**Instructions to follow**
Every line with the string "velikosti" should be gathered.

**Raw data**
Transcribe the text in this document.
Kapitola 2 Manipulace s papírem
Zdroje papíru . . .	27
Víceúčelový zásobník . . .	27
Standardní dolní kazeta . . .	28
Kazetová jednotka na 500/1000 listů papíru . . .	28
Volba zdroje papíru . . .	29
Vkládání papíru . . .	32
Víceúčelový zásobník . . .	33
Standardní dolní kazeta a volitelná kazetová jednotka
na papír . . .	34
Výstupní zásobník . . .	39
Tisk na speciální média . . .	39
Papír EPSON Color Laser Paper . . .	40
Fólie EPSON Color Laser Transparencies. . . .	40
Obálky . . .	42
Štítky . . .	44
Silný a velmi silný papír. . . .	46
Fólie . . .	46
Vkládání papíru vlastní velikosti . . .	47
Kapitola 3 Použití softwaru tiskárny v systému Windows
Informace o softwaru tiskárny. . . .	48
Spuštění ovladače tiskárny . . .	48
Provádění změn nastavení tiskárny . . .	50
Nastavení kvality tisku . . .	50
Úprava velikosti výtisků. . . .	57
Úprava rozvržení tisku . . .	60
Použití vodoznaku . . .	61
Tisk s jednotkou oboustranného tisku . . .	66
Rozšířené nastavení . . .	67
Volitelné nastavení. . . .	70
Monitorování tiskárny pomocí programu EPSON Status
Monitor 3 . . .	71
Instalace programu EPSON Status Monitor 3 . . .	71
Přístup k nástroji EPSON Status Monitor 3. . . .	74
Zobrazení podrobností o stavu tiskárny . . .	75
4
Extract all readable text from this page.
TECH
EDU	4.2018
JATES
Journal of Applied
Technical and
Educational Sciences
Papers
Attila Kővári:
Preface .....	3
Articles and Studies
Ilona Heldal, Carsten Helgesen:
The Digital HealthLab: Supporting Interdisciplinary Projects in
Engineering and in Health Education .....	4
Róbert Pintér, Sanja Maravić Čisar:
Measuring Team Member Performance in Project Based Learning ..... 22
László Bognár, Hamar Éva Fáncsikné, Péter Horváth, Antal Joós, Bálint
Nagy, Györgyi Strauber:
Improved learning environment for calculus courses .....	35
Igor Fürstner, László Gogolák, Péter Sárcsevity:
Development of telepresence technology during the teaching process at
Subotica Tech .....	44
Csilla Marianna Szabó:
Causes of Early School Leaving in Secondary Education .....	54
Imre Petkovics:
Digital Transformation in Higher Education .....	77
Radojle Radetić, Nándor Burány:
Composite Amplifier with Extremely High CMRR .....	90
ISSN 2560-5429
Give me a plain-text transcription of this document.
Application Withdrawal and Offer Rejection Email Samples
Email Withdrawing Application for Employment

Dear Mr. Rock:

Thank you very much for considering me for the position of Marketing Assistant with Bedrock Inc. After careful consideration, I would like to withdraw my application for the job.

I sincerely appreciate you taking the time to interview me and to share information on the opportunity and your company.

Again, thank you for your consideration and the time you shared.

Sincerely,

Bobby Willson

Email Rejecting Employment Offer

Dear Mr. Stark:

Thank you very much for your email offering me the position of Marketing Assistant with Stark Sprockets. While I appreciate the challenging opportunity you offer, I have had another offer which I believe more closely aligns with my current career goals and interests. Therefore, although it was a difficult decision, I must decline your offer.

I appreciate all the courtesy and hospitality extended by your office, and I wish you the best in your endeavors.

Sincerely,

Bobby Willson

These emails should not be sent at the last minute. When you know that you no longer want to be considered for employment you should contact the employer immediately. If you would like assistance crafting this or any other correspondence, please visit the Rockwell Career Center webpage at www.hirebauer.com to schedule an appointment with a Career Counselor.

**Answer**
Vkládání papíru vlastní velikosti . . .	47
Úprava velikosti výtisků. . . .	57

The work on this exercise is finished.